§ **Given instruction**: Filter the entries, keeping every line with the word "storage".

──────── Data records ────────

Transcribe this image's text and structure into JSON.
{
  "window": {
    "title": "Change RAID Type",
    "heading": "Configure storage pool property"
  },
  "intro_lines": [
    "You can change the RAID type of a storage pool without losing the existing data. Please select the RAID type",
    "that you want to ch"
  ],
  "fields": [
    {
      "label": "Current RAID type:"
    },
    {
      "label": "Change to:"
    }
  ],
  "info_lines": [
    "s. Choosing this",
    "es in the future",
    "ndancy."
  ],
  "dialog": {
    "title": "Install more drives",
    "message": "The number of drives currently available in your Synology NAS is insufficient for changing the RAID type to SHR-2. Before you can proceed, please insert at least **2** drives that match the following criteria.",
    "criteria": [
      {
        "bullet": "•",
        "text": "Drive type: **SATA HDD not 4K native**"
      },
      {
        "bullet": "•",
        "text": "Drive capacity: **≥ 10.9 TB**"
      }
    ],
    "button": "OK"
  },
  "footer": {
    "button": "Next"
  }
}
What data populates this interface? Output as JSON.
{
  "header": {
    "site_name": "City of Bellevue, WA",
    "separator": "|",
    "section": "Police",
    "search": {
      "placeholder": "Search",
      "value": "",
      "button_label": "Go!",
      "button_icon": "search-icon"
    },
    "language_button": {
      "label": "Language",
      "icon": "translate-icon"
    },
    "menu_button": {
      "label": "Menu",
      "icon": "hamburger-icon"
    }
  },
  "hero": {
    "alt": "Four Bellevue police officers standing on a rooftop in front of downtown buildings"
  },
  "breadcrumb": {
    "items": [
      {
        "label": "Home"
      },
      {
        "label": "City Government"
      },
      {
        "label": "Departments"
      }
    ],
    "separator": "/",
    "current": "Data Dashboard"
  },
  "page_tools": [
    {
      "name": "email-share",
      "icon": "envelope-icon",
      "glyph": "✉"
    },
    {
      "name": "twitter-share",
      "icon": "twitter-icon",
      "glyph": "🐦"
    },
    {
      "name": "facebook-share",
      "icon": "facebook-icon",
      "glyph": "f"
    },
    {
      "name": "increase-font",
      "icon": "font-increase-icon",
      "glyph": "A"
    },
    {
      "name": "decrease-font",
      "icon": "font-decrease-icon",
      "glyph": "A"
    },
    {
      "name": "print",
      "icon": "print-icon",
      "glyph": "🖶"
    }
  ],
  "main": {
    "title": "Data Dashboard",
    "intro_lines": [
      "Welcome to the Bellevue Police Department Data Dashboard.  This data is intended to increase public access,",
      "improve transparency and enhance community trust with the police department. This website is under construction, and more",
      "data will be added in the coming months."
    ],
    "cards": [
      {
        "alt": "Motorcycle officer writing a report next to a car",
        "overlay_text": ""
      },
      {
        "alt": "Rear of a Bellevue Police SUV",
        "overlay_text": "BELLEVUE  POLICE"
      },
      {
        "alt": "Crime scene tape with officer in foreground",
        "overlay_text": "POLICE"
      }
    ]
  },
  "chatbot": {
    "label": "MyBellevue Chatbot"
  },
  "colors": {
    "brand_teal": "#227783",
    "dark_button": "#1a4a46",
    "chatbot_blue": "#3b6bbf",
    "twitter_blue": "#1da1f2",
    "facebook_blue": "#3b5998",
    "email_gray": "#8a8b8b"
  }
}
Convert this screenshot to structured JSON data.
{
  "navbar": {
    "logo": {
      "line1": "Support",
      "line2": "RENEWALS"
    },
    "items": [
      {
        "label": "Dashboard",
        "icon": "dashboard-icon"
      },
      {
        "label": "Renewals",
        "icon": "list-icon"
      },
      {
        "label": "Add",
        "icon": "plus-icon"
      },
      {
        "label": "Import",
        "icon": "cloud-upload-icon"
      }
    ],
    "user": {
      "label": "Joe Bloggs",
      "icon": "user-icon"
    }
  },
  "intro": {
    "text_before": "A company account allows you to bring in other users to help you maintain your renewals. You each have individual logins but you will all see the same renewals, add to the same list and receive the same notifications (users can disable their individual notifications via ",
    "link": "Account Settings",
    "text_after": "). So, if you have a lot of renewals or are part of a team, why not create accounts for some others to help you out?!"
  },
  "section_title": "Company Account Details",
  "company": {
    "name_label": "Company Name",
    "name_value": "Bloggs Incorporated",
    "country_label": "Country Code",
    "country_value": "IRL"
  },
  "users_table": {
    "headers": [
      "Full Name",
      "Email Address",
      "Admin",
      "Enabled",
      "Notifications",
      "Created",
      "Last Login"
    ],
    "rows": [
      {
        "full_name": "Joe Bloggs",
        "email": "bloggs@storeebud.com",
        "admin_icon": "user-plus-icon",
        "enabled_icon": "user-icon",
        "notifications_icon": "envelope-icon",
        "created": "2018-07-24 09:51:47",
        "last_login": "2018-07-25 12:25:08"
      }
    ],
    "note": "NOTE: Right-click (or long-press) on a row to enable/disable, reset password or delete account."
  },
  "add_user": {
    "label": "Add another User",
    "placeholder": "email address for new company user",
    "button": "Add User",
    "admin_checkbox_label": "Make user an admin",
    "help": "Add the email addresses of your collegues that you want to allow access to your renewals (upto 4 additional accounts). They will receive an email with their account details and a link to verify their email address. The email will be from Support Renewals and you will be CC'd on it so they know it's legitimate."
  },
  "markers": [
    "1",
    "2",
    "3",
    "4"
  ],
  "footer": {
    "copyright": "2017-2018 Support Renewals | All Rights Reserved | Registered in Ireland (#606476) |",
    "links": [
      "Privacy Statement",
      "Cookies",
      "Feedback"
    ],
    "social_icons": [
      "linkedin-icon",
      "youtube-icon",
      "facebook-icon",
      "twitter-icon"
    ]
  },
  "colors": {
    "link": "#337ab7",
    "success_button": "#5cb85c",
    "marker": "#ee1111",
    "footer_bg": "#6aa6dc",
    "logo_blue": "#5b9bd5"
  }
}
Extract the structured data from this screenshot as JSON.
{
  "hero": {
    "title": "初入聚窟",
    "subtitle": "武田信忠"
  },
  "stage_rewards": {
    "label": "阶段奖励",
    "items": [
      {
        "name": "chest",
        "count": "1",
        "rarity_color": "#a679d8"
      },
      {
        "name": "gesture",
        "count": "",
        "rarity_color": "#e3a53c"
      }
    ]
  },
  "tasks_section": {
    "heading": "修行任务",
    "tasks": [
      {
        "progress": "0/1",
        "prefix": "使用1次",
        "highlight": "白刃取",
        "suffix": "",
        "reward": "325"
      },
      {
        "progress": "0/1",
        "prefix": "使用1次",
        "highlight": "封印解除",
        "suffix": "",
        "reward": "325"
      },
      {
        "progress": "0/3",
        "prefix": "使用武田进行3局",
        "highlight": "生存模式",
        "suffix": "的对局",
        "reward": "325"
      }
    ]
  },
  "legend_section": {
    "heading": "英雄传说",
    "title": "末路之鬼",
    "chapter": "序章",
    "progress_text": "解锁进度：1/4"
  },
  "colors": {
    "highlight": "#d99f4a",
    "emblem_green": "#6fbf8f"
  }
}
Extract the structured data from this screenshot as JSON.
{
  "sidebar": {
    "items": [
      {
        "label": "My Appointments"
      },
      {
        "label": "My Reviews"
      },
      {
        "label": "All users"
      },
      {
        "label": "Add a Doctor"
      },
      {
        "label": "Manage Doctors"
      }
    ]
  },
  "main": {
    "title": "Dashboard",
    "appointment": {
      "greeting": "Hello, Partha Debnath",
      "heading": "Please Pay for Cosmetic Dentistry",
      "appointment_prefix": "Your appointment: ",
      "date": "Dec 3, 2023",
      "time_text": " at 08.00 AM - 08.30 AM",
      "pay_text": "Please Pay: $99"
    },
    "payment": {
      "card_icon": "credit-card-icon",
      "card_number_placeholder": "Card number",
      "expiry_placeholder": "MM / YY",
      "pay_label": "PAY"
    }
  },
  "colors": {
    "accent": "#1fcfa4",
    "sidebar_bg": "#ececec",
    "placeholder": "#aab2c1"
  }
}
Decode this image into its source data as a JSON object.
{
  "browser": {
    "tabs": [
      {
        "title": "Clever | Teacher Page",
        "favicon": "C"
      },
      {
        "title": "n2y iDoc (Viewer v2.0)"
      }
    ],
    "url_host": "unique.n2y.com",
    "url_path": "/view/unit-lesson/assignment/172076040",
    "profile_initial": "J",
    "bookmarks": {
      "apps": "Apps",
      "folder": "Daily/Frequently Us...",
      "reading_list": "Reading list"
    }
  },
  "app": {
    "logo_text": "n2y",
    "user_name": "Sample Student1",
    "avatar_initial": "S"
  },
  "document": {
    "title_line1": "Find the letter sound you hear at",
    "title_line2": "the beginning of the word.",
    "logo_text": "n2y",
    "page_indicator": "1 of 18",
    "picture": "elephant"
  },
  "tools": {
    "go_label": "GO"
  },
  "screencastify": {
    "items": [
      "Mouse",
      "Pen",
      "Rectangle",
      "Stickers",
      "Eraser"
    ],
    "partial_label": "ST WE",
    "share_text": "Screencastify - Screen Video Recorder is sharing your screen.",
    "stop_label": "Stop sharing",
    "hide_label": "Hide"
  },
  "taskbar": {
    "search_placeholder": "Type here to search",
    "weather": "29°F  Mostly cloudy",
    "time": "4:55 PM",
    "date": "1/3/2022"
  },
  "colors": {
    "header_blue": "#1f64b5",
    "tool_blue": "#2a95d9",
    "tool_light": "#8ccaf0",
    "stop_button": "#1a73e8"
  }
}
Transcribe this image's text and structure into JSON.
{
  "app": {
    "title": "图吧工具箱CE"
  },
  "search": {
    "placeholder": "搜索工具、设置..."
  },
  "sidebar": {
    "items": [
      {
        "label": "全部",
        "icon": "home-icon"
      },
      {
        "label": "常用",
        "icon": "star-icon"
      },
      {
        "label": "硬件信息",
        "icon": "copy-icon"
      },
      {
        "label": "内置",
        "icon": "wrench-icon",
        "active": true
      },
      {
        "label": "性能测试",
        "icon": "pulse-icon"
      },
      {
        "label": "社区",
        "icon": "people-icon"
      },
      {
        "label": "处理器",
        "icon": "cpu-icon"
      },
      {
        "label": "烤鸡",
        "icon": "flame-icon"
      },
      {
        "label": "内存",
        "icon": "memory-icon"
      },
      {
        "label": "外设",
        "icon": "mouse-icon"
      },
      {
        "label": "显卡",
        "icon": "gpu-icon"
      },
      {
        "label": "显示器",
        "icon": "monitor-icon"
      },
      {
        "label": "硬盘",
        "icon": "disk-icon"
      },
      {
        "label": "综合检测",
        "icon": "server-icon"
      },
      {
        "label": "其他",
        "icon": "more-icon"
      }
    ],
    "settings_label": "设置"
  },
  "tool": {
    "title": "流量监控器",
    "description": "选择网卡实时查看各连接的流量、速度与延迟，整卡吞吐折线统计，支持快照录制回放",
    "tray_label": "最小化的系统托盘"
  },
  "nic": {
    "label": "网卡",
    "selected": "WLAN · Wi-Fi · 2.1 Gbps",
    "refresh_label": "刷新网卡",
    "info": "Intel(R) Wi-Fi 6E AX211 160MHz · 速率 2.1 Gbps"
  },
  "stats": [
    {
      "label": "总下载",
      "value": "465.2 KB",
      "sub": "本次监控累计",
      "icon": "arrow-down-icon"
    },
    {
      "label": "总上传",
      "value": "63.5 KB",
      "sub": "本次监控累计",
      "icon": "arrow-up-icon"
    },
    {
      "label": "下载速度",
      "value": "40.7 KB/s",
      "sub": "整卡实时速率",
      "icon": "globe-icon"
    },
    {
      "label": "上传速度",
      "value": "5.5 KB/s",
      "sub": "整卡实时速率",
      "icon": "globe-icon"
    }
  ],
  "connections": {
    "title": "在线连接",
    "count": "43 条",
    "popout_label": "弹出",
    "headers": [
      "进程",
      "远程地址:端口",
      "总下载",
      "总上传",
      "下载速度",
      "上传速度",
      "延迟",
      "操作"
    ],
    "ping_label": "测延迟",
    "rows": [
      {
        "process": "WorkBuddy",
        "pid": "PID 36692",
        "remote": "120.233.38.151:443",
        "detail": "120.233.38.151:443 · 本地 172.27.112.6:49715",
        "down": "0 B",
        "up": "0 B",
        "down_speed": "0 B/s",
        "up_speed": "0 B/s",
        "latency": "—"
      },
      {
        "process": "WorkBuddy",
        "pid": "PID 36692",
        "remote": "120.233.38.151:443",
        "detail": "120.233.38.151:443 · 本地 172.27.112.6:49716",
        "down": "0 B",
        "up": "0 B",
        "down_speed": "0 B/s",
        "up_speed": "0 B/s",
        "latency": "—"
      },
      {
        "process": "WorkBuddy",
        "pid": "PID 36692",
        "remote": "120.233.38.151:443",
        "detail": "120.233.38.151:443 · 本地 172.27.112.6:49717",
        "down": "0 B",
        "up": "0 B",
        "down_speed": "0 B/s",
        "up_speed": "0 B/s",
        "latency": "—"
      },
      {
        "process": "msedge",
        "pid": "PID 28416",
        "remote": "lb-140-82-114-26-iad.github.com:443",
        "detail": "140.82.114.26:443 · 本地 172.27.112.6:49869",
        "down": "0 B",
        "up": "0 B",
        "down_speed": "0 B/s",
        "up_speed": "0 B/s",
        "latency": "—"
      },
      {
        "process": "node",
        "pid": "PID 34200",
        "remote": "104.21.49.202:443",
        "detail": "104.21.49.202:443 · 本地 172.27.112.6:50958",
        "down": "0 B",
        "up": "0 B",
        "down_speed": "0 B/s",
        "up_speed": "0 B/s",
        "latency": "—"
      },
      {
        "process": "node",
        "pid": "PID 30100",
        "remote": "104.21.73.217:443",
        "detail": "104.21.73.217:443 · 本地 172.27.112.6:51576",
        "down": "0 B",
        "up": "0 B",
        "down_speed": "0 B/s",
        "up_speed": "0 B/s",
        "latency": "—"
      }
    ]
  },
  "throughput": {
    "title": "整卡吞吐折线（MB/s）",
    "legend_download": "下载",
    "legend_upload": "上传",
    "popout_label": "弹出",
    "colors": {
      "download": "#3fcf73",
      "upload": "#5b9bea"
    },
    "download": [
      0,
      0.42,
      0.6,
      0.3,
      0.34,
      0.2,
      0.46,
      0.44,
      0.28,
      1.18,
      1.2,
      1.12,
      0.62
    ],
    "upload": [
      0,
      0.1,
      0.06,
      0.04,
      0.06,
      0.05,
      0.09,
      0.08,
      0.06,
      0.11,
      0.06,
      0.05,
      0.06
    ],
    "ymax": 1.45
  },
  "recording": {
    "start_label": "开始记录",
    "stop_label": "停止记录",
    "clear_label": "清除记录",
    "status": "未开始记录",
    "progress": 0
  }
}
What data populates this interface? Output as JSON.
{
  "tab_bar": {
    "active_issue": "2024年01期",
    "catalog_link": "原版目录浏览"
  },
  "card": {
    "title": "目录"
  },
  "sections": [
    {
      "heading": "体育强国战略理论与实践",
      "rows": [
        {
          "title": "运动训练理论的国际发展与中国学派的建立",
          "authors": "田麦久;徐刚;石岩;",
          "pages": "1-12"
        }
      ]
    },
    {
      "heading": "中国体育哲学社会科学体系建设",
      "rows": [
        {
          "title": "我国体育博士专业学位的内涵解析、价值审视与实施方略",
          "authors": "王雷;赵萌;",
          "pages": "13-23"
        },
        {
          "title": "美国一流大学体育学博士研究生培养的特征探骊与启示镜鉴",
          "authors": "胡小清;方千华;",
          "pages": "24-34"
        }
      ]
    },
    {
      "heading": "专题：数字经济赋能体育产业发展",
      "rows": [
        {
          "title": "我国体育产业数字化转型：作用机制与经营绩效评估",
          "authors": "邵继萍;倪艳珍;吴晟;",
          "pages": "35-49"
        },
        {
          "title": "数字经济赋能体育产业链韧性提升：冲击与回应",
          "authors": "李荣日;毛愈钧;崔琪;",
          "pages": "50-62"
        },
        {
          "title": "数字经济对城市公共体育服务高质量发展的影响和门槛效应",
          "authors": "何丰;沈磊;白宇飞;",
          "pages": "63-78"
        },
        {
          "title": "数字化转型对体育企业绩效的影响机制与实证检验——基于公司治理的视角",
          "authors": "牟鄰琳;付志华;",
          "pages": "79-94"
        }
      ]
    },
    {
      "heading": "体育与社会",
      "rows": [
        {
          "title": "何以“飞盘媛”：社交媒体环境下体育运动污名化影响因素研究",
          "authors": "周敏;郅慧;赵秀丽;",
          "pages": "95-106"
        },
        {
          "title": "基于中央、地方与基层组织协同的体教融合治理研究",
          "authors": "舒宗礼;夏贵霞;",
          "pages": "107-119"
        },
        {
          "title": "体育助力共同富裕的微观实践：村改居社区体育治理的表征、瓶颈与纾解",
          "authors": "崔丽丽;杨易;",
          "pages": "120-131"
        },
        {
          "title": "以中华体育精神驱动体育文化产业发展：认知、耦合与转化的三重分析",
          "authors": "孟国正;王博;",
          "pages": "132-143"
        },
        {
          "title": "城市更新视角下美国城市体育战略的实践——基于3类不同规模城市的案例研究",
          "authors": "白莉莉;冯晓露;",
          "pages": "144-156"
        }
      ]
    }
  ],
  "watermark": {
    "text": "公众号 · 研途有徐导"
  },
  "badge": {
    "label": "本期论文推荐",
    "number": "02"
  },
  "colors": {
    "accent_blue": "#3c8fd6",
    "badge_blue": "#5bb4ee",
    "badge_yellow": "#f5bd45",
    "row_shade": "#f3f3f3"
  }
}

────────

§ **Response**:
    "heading": "Configure storage pool property"
    "You can change the RAID type of a storage pool without losing the existing data. Please select the RAID type",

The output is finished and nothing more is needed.